Bounding box annotations:
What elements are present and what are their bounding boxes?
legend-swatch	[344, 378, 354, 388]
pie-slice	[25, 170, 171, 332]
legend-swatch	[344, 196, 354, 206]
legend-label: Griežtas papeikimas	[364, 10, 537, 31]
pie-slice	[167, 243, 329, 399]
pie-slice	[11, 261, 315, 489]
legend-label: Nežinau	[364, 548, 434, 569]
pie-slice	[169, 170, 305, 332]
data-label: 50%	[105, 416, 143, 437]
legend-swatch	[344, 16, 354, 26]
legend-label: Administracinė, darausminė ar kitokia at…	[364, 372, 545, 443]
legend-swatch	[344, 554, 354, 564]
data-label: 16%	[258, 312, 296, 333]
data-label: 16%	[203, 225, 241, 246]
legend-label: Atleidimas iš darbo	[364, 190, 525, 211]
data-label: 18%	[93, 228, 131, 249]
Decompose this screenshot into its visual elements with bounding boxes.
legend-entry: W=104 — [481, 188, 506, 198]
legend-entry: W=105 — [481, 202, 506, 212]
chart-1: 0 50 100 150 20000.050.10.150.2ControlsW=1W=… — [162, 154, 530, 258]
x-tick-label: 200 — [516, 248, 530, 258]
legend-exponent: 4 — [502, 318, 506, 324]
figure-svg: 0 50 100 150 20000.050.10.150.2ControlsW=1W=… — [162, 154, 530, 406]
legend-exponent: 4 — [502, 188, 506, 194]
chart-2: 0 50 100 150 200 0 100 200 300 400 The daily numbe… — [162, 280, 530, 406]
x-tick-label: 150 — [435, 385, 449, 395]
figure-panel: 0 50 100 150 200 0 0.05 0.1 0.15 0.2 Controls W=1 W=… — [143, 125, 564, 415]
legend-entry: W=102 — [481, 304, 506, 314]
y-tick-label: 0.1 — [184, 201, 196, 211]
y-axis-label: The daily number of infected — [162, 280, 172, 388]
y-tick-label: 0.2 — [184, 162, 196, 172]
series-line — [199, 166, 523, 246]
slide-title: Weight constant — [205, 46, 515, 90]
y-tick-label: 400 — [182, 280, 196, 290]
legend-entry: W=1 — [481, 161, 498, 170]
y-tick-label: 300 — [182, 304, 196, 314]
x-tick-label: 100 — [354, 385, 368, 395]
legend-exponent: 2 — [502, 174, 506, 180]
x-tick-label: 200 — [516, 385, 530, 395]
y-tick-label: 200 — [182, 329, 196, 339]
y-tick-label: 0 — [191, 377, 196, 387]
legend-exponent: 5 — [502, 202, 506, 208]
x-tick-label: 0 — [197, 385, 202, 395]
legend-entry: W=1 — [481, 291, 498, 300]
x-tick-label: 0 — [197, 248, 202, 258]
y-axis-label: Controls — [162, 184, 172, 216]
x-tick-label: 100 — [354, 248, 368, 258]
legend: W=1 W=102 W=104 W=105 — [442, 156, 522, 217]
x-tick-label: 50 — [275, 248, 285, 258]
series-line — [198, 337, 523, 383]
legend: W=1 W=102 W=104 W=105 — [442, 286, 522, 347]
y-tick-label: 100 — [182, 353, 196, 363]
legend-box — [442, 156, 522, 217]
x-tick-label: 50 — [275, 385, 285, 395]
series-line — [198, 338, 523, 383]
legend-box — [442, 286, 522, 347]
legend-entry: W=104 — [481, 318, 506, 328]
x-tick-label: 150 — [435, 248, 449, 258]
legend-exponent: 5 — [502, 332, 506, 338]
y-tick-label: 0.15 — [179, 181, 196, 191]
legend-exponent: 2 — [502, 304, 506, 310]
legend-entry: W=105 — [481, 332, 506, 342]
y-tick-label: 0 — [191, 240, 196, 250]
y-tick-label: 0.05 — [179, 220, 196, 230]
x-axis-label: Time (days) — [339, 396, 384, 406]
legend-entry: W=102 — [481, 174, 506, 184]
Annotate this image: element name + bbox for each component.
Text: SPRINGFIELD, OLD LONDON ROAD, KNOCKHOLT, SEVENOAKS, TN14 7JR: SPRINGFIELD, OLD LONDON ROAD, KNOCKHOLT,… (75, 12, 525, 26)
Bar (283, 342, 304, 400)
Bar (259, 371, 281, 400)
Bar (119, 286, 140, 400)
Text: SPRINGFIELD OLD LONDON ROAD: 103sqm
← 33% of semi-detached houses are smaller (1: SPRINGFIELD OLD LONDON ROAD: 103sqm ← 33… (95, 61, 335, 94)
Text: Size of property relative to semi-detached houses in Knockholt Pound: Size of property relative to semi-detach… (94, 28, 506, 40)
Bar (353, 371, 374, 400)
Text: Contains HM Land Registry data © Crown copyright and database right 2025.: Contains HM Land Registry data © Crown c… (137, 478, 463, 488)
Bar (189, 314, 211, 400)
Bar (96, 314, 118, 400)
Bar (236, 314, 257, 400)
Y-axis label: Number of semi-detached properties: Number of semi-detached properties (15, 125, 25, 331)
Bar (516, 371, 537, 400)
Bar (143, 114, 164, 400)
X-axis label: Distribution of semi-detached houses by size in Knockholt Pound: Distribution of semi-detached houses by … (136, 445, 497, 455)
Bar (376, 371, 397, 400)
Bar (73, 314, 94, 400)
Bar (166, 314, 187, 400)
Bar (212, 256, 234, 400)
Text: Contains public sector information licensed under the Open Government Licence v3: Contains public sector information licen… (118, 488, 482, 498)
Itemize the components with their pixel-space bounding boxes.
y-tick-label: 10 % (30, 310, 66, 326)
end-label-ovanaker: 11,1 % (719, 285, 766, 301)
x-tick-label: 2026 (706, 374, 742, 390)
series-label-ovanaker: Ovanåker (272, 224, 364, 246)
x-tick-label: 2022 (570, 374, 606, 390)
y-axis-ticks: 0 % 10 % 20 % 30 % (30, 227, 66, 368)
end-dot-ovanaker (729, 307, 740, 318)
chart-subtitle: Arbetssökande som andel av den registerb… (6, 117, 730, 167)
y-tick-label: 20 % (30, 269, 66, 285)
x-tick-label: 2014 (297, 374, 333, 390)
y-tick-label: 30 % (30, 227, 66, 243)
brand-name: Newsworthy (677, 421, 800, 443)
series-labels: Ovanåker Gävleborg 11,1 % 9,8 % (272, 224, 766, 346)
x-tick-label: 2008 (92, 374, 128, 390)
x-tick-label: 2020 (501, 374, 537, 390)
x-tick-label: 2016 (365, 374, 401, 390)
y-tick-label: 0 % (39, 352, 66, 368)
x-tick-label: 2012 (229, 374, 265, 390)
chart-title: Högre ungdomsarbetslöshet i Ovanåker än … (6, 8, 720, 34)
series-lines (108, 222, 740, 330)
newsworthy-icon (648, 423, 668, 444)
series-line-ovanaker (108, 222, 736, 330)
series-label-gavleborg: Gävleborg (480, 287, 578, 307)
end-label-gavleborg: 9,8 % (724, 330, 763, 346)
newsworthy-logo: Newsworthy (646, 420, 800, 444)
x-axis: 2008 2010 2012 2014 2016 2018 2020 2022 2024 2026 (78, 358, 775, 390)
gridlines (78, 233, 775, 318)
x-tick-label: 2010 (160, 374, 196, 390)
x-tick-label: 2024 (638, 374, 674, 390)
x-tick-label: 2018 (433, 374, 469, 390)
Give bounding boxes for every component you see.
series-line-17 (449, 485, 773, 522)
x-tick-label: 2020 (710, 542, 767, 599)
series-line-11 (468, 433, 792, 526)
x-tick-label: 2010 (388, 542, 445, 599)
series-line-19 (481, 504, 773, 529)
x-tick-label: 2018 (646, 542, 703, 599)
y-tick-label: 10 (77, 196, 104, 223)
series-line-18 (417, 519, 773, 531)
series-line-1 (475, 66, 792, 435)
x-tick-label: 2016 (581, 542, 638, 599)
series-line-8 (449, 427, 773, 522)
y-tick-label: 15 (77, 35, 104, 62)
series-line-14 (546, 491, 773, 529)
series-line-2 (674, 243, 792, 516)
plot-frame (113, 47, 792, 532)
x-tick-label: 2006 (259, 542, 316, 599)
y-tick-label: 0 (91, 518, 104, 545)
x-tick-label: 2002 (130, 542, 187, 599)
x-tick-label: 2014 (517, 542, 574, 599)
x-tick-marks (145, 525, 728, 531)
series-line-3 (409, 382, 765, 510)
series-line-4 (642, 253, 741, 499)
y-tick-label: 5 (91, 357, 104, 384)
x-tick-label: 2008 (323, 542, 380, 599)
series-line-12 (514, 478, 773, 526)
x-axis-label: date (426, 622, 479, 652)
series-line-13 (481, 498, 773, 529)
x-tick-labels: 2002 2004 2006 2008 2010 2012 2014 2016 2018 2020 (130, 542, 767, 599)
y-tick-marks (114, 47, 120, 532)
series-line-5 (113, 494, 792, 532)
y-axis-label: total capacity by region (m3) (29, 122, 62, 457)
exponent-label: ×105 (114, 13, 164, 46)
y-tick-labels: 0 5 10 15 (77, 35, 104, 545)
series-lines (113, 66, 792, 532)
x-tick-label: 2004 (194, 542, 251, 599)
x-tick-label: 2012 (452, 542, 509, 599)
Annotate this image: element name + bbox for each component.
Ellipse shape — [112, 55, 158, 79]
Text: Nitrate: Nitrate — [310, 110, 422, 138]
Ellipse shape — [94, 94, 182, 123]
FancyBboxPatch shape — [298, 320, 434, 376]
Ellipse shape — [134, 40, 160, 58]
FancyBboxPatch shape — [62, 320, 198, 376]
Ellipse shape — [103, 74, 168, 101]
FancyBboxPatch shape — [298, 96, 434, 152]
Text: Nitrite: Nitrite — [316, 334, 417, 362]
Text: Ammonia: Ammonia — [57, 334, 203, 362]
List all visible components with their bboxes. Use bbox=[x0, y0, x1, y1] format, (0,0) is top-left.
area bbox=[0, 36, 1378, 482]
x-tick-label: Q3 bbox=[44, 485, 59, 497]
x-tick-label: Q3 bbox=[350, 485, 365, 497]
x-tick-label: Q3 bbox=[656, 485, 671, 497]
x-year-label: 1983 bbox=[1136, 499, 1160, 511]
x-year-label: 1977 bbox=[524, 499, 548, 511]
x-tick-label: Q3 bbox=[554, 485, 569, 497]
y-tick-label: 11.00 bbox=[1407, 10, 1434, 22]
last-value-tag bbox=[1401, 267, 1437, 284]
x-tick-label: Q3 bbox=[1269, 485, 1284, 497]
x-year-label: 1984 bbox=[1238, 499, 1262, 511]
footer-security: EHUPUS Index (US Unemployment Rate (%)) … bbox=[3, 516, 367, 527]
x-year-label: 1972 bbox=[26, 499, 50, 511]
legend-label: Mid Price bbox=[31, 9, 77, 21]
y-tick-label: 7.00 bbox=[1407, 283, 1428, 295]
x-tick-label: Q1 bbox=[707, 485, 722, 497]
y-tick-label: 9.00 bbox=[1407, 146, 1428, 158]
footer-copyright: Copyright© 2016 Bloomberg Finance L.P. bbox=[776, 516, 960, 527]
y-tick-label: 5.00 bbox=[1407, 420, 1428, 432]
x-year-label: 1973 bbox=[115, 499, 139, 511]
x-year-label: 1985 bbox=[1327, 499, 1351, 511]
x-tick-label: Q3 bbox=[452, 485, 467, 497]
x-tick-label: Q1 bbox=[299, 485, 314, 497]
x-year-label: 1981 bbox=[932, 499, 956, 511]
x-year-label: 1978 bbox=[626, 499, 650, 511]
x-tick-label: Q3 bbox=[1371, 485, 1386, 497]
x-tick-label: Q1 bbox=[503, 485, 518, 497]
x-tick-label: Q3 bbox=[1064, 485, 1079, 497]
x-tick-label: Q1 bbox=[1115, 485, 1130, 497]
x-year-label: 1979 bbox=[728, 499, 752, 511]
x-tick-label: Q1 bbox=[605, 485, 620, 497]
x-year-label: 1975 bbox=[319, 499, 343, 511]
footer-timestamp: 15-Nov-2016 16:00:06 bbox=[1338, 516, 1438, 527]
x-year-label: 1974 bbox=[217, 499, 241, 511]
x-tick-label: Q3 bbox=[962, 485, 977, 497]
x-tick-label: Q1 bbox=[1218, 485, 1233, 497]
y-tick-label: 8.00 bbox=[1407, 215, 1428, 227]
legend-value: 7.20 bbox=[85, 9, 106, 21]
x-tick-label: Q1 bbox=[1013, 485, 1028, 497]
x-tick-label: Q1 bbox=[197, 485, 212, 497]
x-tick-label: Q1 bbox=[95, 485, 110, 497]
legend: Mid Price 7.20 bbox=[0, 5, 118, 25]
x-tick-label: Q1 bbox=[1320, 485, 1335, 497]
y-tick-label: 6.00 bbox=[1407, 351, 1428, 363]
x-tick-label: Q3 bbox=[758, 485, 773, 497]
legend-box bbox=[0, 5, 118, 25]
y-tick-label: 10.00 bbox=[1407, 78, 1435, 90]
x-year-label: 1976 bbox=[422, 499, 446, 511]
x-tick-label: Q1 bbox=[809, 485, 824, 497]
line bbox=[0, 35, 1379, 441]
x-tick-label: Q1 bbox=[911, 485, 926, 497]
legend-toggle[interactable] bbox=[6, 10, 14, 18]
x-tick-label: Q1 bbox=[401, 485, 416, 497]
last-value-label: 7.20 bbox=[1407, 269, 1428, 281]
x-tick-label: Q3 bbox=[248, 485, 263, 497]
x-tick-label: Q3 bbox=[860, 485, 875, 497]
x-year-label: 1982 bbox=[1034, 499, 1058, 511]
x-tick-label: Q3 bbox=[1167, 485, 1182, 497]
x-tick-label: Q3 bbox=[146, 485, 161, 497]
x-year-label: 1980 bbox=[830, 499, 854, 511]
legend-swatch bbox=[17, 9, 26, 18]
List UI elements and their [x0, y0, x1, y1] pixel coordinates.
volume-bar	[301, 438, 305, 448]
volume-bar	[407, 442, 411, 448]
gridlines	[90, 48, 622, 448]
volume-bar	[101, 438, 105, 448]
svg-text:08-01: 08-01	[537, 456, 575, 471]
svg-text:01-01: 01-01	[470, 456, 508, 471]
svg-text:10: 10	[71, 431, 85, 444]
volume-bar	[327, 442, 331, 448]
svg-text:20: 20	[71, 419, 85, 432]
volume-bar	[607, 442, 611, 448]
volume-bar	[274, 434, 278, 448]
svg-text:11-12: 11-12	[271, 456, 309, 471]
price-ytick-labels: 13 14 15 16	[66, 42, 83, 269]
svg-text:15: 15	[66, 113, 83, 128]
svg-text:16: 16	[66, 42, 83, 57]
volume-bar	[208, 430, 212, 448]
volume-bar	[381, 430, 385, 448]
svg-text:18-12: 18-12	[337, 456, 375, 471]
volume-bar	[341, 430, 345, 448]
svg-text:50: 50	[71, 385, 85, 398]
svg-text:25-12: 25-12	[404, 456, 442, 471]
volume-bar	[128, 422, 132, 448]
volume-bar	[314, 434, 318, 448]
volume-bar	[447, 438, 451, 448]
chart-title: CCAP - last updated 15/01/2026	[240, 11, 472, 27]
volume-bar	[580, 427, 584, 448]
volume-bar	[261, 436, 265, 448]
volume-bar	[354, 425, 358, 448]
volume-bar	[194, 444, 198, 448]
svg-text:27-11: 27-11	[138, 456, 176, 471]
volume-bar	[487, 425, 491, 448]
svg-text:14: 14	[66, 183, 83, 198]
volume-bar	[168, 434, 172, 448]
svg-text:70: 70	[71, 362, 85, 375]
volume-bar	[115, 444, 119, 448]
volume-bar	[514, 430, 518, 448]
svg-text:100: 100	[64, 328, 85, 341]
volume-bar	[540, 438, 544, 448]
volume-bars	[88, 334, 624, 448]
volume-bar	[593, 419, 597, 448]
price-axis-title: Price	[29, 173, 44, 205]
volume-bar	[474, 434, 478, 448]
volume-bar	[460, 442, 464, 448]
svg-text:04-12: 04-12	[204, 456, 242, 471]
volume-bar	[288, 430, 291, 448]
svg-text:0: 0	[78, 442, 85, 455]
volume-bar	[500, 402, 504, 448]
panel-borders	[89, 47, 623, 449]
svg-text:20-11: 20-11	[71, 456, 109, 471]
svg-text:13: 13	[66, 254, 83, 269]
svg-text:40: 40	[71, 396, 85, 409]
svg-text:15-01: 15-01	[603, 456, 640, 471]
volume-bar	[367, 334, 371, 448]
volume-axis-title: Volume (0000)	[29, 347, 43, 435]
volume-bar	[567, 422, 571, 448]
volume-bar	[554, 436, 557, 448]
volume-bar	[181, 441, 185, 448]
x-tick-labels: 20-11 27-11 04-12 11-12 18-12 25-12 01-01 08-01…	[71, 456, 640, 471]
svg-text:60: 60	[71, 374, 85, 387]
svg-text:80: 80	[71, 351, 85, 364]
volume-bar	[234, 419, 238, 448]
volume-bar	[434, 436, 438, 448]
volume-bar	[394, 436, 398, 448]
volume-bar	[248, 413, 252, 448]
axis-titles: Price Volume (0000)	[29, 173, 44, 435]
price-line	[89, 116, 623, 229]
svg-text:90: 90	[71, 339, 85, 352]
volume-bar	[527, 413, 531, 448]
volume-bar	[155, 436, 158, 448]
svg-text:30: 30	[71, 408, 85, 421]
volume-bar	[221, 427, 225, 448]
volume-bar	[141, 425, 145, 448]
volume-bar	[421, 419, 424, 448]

### [STATED PROBLEM]
Rewrite the records from the first line through the line containing "548, 434, 569]", changing every "pie-slice" to "pie-wedge" and leaving the rest as it is. Return only those lines.

### [OUTPUT]
What elements are present and what are their bounding boxes?
legend-swatch	[344, 378, 354, 388]
pie-wedge	[25, 170, 171, 332]
legend-swatch	[344, 196, 354, 206]
legend-label: Griežtas papeikimas	[364, 10, 537, 31]
pie-wedge	[167, 243, 329, 399]
pie-wedge	[11, 261, 315, 489]
legend-label: Nežinau	[364, 548, 434, 569]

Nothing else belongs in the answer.